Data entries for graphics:

:::::

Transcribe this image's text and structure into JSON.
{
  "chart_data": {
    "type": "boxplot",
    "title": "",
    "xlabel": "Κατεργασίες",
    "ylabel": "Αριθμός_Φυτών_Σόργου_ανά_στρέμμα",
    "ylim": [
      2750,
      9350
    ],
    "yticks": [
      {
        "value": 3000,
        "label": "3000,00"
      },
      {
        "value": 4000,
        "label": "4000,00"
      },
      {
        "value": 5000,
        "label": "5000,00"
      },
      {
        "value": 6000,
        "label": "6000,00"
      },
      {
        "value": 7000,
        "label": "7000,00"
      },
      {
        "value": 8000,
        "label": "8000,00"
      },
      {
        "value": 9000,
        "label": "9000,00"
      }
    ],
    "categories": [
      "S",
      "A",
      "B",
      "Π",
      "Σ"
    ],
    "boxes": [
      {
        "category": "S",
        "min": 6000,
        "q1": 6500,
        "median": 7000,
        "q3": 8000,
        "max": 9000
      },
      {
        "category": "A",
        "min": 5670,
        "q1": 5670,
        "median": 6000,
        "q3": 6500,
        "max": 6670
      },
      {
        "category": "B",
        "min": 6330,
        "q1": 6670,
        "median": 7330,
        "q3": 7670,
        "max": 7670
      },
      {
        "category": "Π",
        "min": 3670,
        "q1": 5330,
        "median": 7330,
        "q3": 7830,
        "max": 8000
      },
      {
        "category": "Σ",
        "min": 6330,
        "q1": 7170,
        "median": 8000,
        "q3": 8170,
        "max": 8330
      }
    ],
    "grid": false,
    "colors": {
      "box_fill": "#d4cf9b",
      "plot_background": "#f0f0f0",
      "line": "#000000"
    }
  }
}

:::::

Scan the records above for the string "value", then report every line that contains it.

        "value": 3000,
        "value": 4000,
        "value": 5000,
        "value": 6000,
        "value": 7000,
        "value": 8000,
        "value": 9000,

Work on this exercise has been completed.